◆ **Supplied records**:
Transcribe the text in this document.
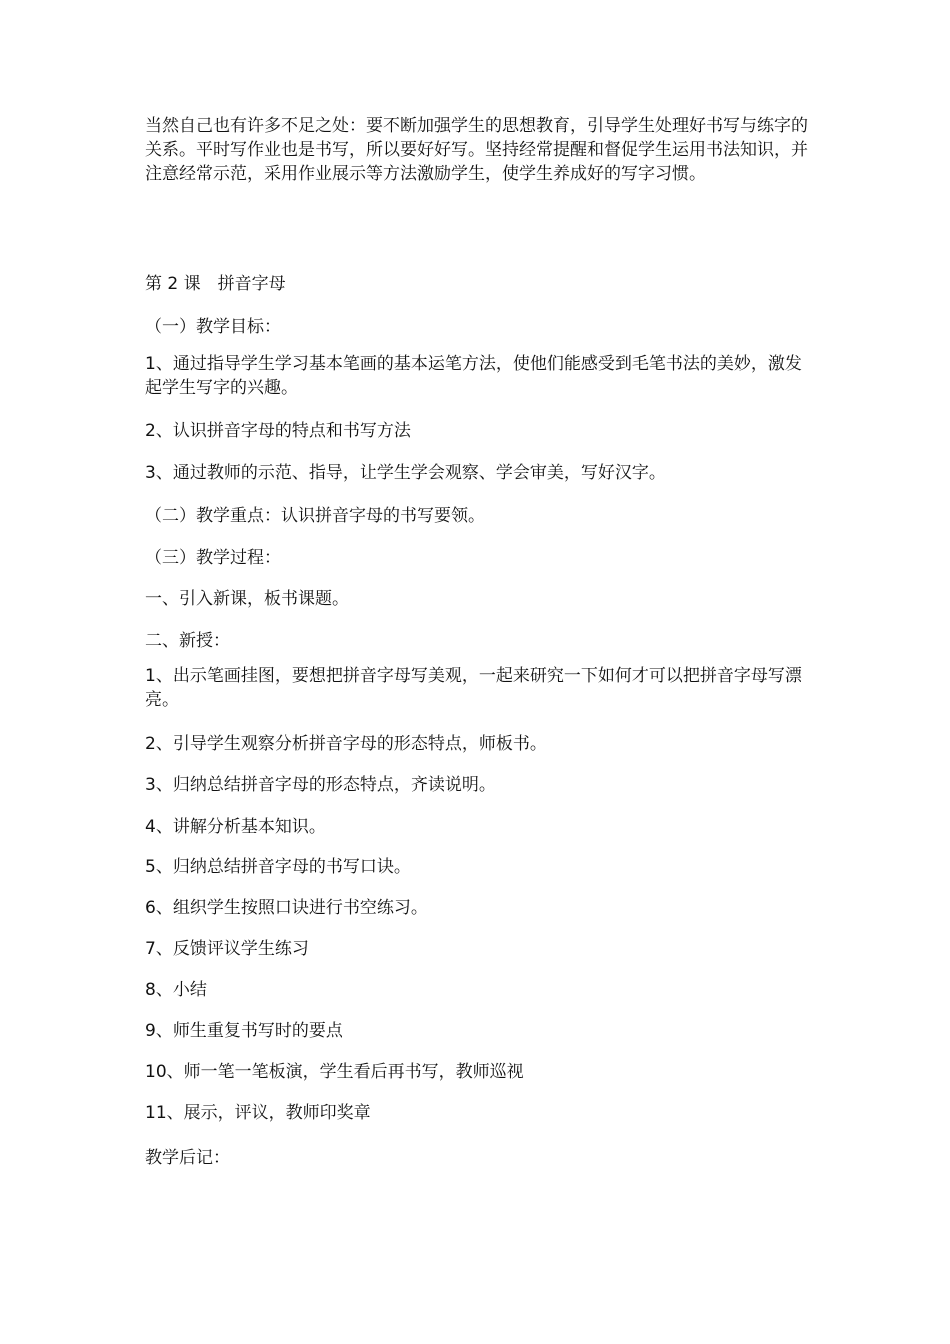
当然自己也有许多不足之处：要不断加强学生的思想教育，引导学生处理好书写与练字的关系。平时写作业也是书写，所以要好好写。坚持经常提醒和督促学生运用书法知识，并注意经常示范，采用作业展示等方法激励学生，使学生养成好的写字习惯。
第 2 课　拼音字母
（一）教学目标：
1、通过指导学生学习基本笔画的基本运笔方法，使他们能感受到毛笔书法的美妙，激发起学生写字的兴趣。
2、认识拼音字母的特点和书写方法
3、通过教师的示范、指导，让学生学会观察、学会审美，写好汉字。
（二）教学重点：认识拼音字母的书写要领。
（三）教学过程：
一、引入新课，板书课题。
二、新授：
1、出示笔画挂图，要想把拼音字母写美观，一起来研究一下如何才可以把拼音字母写漂亮。
2、引导学生观察分析拼音字母的形态特点，师板书。
3、归纳总结拼音字母的形态特点，齐读说明。
4、讲解分析基本知识。
5、归纳总结拼音字母的书写口诀。
6、组织学生按照口诀进行书空练习。
7、反馈评议学生练习
8、小结
9、师生重复书写时的要点
10、师一笔一笔板演，学生看后再书写，教师巡视
11、展示，评议，教师印奖章
教学后记：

◆ **Stated goal**: Without the pictures, print the records in full, exactly as they appear.

◆ **Solution**:
Transcribe the text in this document.
当然自己也有许多不足之处：要不断加强学生的思想教育，引导学生处理好书写与练字的关系。平时写作业也是书写，所以要好好写。坚持经常提醒和督促学生运用书法知识，并注意经常示范，采用作业展示等方法激励学生，使学生养成好的写字习惯。
第 2 课　拼音字母
（一）教学目标：
1、通过指导学生学习基本笔画的基本运笔方法，使他们能感受到毛笔书法的美妙，激发起学生写字的兴趣。
2、认识拼音字母的特点和书写方法
3、通过教师的示范、指导，让学生学会观察、学会审美，写好汉字。
（二）教学重点：认识拼音字母的书写要领。
（三）教学过程：
一、引入新课，板书课题。
二、新授：
1、出示笔画挂图，要想把拼音字母写美观，一起来研究一下如何才可以把拼音字母写漂亮。
2、引导学生观察分析拼音字母的形态特点，师板书。
3、归纳总结拼音字母的形态特点，齐读说明。
4、讲解分析基本知识。
5、归纳总结拼音字母的书写口诀。
6、组织学生按照口诀进行书空练习。
7、反馈评议学生练习
8、小结
9、师生重复书写时的要点
10、师一笔一笔板演，学生看后再书写，教师巡视
11、展示，评议，教师印奖章
教学后记：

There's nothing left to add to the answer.